> Exercise details: Find the lines containing the word "sugerencia" and copy every one of them.

════════════════

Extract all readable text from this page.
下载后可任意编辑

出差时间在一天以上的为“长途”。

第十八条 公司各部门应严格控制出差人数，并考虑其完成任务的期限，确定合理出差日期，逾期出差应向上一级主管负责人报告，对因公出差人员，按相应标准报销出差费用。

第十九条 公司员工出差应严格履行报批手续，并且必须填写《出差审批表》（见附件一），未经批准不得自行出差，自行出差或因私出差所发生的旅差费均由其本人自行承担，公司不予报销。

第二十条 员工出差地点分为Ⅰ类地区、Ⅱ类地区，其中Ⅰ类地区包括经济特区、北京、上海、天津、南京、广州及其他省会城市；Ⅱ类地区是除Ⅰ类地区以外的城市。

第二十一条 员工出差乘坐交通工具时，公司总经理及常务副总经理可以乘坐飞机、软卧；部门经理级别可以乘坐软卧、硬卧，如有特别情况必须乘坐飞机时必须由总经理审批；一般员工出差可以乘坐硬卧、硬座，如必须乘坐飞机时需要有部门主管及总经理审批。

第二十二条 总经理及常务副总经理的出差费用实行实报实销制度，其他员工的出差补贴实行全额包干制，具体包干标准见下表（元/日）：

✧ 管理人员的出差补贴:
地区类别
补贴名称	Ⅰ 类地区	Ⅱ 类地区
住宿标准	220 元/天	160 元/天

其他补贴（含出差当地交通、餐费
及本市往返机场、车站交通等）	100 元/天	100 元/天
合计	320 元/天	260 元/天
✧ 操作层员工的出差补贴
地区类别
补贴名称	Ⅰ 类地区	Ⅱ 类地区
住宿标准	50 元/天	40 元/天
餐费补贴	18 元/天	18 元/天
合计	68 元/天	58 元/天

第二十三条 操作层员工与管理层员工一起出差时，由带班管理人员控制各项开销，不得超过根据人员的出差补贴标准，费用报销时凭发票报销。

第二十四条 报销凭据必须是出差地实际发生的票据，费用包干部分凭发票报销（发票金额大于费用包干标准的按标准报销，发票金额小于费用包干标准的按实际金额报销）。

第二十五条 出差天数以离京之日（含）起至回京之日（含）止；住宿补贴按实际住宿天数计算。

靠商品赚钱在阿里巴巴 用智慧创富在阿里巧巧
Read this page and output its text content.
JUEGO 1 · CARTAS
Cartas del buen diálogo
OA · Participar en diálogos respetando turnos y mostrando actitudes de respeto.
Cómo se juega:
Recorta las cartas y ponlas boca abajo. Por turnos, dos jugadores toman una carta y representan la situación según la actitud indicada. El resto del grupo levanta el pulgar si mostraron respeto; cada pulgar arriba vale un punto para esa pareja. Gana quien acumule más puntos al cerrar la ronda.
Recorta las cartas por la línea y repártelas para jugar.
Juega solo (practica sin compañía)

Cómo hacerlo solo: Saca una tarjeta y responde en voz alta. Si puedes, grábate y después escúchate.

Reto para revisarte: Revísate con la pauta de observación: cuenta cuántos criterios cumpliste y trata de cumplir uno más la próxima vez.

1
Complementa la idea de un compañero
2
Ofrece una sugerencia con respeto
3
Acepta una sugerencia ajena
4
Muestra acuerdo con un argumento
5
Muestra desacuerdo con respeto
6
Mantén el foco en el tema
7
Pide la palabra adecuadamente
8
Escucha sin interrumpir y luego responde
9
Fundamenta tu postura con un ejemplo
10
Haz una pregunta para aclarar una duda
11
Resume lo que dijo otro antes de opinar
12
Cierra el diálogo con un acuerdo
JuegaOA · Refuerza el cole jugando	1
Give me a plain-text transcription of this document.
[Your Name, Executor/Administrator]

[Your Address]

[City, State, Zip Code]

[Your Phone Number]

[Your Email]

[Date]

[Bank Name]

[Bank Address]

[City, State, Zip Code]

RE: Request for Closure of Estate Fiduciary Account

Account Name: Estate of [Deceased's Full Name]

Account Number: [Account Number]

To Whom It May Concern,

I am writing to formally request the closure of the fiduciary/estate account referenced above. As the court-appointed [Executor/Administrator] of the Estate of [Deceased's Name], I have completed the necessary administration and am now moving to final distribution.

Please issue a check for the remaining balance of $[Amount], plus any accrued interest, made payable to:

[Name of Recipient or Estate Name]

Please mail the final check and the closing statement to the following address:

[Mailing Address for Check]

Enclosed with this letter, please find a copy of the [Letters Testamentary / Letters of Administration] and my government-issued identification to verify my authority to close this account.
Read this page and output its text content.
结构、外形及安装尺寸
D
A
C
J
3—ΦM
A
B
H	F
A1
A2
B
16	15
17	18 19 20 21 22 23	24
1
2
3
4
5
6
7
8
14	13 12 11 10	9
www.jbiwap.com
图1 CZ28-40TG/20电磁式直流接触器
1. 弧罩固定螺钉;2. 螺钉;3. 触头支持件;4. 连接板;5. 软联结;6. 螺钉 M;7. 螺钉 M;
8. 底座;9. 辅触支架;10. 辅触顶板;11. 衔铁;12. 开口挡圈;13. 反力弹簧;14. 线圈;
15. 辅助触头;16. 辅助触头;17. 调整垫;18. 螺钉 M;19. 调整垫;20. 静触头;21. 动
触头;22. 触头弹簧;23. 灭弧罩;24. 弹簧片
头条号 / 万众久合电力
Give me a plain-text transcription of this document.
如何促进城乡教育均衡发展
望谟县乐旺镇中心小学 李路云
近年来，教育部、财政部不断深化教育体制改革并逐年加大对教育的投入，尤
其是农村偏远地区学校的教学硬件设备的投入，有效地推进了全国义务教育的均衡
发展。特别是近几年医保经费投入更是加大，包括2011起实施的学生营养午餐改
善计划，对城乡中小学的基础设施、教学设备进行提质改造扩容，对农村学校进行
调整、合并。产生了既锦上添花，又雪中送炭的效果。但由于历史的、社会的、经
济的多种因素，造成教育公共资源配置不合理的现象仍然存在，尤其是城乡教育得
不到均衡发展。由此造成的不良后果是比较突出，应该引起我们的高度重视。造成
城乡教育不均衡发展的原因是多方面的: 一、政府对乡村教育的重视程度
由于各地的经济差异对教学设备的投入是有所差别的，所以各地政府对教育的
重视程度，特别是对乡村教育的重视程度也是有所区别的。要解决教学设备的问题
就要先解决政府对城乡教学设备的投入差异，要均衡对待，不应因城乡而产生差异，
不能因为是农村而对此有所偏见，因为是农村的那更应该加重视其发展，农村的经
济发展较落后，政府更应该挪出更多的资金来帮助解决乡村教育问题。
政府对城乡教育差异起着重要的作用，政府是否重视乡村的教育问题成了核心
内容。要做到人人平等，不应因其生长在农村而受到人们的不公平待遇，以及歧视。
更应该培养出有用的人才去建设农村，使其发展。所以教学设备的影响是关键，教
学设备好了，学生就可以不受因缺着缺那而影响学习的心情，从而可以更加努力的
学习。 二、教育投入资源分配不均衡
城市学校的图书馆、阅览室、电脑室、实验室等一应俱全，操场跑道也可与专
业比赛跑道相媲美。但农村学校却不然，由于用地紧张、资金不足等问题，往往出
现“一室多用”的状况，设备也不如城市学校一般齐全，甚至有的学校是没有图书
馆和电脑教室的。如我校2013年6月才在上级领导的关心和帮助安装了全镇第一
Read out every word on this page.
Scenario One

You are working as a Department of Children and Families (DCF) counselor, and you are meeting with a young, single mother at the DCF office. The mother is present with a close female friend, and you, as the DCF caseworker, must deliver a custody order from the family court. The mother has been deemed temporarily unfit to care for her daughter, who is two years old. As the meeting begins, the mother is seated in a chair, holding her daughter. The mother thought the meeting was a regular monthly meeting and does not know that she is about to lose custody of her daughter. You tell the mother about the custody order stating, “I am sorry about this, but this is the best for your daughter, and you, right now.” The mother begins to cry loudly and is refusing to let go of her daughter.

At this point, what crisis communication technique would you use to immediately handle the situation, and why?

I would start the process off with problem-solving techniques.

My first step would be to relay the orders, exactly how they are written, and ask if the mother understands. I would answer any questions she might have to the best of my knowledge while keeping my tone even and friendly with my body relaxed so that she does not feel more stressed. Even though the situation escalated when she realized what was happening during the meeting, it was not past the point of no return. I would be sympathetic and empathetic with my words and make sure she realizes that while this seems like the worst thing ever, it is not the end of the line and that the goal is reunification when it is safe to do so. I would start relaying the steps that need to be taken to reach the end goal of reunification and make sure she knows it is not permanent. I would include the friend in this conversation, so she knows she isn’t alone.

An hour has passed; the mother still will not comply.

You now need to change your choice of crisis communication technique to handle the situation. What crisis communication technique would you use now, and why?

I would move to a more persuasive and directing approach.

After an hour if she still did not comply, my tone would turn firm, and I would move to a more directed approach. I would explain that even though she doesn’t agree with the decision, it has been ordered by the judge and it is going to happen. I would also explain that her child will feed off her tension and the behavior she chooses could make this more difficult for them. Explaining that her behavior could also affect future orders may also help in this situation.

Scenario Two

════════════════

> Result of this task:
Ofrece una sugerencia con respeto
Acepta una sugerencia ajena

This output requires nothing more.